[Blok Teks]
════════════════
Kondisi ekonomi yang tak menentu dan peningkatan biaya hidup menyebabkan fenomena “makan tabungan” atau dissavings, di masyarakat kelas menengah. Dissaving adalah sebuah kondisi di mana individu membelanjakan uang melebihi pendapatan sehingga terpaksa menggunakan tabungannya.
Survei konsumen Bank Indonesia pada Desember 2023 menunjukkan tingkat tabungan kelompok pengeluaran Rp2,1 – 3 juta per bulan merosot menjadi 14,6% dari pendapatan. Padahal, pada November 2023, kelompok masyarakat ini masih bisa menyisihkan 15,7% dari pendapatan.
Kondisi kelompok pengeluaran Rp3,1 juta – Rp4 juta juga tak jauh berbeda. Rasio tabungannya stagnan dari bulan November 2023 berada di posisi 6,1% dari pendapatan. Sementara itu, kelompok Rp 1 juta sampai 2 juta justru mengalami kenaikan dari 15,8% dari pendapatan di November 2023 menjadi 16,7% dari pendapatan di Desember 2023. Sedangkan, untuk rasio tabungan kelompok pengeluaran di atas Rp5 juta di Desember 2023 naik tipis ke posisi 16,7% dari 16,3% di bulan sebelumnya.
Masyarakat Indonesia diproyeksikan masih akan cenderung menggunakan tabungan mereka untuk memenuhi kebutuhan sehari-hari pada tahun 2024. Perilaku ini dipengaruhi oleh pulihnya roda ekonomi pasca-pandemi, yang berkontribusi pada peningkatan pengeluaran masyarakat.
Perlu diingat, mengalokasikan sebagian penghasilan untuk tabungan memiliki berbagai manfaat. Dengan menabung, individu dapat mengatur keuangan dengan lebih bijak, melatih disiplin dan hemat, serta membangun dana darurat untuk mengatasi kebutuhan tak terduga.
Product Development and Portfolio management Division Head Bank Mega Syariah Veronica Henny Sisilia mengungkapkan, menabung merupakan investasi jangka panjang untuk persiapan masa pensiun, menghindari dampak inflasi, dan mewujudkan berbagai impian seperti ibadah haji, kepemilikan rumah, atau pencapaian cita-cita lainnya. Dengan demikian, mengalokasikan sebagian penghasilan untuk tabungan bukan sekadar kebijakan finansial, melainkan langkah strategis untuk mencapai stabilitas dan kesejahteraan finansial di masa depan.
════════════════
[Yang Perlu Dikerjakan]
(1) Tentukan apakah setiap pernyataan berikut sesuai dengan teks tentang fenomena makan tabungan. Jawab ya atau tidak dan kutip kata-kata teks yang menjadi penentunya.
(a) Tingkat tabungan kelompok pengeluaran Rp2,1 – 3 juta per bulan turun dari November ke Desember 2023.
(b) Rasio tabungan kelompok pengeluaran Rp3,1 juta – Rp4 juta naik pada Desember 2023.
(c) Menabung disebut dapat membantu membangun dana darurat.
(2) Lanjutkan teks tentang fenomena makan tabungan mulai setelah kalimat terakhirnya.

[Cuplikan Data]
════════════════
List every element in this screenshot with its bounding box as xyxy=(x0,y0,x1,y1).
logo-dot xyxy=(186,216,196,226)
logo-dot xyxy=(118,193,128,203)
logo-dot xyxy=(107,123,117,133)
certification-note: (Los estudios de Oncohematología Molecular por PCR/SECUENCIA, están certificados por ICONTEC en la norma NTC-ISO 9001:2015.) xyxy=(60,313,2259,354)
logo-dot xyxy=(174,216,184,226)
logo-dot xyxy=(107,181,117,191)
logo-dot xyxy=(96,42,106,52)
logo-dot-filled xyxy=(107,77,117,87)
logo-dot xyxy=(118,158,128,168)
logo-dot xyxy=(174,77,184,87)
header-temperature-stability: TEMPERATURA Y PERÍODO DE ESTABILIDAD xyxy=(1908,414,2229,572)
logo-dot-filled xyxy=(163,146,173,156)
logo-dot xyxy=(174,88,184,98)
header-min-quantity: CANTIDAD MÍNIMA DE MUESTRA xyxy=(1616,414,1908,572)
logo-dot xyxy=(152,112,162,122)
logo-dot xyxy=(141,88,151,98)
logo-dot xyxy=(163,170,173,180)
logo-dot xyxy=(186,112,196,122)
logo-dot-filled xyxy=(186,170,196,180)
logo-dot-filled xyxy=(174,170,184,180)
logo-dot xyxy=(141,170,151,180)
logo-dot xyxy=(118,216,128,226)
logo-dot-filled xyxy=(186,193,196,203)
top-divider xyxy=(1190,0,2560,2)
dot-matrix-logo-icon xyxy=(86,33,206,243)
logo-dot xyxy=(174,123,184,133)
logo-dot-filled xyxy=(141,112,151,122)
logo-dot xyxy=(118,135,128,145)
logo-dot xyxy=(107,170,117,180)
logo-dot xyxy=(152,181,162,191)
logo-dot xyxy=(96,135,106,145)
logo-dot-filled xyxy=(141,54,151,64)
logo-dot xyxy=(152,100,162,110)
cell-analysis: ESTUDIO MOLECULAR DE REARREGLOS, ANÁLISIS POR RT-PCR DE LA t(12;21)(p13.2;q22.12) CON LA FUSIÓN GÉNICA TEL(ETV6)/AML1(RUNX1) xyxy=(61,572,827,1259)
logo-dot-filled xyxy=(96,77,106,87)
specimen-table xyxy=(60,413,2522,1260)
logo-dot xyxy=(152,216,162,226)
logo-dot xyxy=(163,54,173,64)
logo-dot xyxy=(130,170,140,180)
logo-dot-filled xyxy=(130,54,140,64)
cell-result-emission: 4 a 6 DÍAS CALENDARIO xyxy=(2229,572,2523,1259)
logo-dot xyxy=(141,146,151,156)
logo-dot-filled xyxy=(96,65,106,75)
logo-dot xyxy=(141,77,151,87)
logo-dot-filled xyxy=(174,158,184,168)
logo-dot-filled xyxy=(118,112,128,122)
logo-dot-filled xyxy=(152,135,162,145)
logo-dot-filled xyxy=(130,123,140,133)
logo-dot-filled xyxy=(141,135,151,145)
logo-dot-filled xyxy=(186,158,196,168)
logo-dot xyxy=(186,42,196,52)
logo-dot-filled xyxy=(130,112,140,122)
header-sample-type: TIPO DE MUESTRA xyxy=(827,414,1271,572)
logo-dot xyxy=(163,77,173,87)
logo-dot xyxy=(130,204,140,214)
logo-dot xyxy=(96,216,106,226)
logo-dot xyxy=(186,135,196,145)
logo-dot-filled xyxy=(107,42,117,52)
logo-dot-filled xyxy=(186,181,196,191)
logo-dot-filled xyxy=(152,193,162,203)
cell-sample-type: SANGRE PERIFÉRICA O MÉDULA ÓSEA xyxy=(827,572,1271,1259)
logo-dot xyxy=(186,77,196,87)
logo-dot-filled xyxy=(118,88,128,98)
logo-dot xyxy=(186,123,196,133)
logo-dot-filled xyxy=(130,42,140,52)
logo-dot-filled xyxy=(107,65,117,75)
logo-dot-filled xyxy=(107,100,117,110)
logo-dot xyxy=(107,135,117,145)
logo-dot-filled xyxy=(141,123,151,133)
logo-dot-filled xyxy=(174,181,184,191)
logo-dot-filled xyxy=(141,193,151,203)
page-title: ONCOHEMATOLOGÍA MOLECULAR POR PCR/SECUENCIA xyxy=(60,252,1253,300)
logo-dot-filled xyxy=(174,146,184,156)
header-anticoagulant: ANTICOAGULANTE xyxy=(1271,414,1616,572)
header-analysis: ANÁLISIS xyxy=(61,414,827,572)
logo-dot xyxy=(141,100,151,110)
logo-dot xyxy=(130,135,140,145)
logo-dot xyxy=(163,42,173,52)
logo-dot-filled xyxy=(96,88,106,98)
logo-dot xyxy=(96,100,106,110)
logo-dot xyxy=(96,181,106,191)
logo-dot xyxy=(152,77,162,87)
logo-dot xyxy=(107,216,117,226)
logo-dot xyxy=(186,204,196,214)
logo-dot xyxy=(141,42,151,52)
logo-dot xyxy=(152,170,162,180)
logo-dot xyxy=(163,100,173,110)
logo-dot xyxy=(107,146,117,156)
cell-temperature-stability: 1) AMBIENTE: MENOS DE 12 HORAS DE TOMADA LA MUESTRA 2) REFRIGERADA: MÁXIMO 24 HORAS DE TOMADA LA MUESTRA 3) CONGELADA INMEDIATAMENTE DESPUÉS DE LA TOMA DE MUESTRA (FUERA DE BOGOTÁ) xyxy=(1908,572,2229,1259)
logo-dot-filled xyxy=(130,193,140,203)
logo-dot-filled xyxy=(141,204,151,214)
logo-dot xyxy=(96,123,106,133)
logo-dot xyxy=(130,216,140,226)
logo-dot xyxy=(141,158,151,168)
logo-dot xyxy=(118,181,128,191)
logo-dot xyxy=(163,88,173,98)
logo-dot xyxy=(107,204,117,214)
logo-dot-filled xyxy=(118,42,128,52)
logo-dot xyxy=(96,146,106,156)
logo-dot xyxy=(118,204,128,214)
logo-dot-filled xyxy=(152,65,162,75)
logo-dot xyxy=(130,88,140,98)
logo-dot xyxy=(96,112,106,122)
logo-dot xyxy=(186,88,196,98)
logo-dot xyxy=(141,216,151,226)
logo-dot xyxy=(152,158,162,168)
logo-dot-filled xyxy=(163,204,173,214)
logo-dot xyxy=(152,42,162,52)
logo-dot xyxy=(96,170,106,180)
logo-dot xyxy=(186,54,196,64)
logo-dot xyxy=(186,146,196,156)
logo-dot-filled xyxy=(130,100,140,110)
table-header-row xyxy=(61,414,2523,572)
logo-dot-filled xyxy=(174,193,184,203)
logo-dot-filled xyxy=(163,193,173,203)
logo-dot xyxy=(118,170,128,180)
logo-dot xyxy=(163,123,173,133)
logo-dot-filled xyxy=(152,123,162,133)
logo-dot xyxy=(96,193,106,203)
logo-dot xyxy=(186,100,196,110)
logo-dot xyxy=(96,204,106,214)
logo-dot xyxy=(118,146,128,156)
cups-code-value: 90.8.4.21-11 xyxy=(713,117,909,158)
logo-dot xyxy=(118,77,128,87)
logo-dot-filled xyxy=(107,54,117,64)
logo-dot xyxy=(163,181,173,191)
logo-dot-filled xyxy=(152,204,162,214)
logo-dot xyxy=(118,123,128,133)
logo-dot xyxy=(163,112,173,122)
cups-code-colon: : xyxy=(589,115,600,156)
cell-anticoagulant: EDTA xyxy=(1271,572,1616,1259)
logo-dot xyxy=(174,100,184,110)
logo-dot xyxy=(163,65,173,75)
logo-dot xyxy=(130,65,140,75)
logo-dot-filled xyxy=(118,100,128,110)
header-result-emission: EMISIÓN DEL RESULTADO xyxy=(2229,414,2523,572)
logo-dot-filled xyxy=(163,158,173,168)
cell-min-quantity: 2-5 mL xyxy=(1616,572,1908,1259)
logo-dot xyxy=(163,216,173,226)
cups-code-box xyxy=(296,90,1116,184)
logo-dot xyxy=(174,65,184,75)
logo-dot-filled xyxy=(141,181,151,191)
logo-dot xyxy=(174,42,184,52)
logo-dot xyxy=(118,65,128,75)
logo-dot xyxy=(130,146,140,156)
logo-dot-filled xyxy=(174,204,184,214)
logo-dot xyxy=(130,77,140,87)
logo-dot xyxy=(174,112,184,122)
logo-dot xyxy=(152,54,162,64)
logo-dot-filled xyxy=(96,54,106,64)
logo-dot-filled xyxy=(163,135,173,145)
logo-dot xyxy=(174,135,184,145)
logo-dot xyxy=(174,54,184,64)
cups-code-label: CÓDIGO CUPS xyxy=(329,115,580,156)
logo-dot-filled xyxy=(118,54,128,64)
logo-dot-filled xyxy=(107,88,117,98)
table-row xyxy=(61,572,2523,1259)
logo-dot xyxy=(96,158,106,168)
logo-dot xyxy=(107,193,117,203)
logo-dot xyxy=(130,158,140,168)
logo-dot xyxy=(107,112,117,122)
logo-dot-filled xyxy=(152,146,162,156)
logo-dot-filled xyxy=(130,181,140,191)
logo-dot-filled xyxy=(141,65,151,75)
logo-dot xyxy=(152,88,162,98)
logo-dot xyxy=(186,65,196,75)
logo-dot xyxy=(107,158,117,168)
════════════════
[Hasil Latihan]
(1)
(a) Ya: "merosot menjadi 14,6% dari pendapatan"
(b) Tidak: "Rasio tabungannya stagnan dari bulan November 2023 berada di posisi 6,1% dari pendapatan."
(c) Ya: "membangun dana darurat untuk mengatasi kebutuhan tak terduga"

(2)
“Pada dasarnya, kita dapat mengalokasikan pendapatan sesuai dengan kebutuhan atau dapat menggunakan formula rencana anggaran keuangan yaitu 10:20:30:40 dari pendapatan yang dimiliki. Dimana 10% untuk biaya sosial; 20% untuk tabungan; 30% untuk utang; dan 40% untuk kebutuhan sehari-hari. Formula ini dapat dimodifikasi lebih lanjut sesuai dengan keinginan dan tujuan,” ungkap Veronica.
Di tengah fenomena dissavings, masyarakat yang menggunakan produk tabungan Bank Mega Syariah justru semakin banyak. Terlihat dari jumlah rekening atau number of account (NoA) yang terus tumbuh positif.
Financial Planning and Accounting Division Head Bank Mega Syariah Hasrul Abdurahman menyampaikan sepanjang tahun 2023, total NoA Bank Mega Syariah meningkat 10,45% dibandingkan dengan tahun sebelumnya. Angka ini lebih tinggi dari pertumbuhan tabungan industri bank umum yang naik 8,2% pada September 2023 dari periode yang sama tahun sebelumnya.
“97,22% nasabah Bank Mega Syariah memiliki produk tabungan dan tabungan haji menjadi salah satu produk yang paling digemari oleh nasabah Bank Mega Syariah. Sebanyak 70,61% dari total nasabah Bank Mega Syariah memiliki produk tabungan haji ini. Dari sisi usia, pemilik tabungan Bank Mega Syariah didominasi oleh usia lebih dari 35 tahun dengan profil pekerjaan paling banyak antara lain wiraswasta, ibu rumah tangga (IRT) dan pegawai swasta,” Jelasnya.
Bank Mega Syariah berkomitmen untuk terus memberikan inovasi produk dan layanan yang dapat memenuhi harapan nasabah. Pertumbuhan ini menandakan kepercayaan yang terus tumbuh dari masyarakat dan bisnis.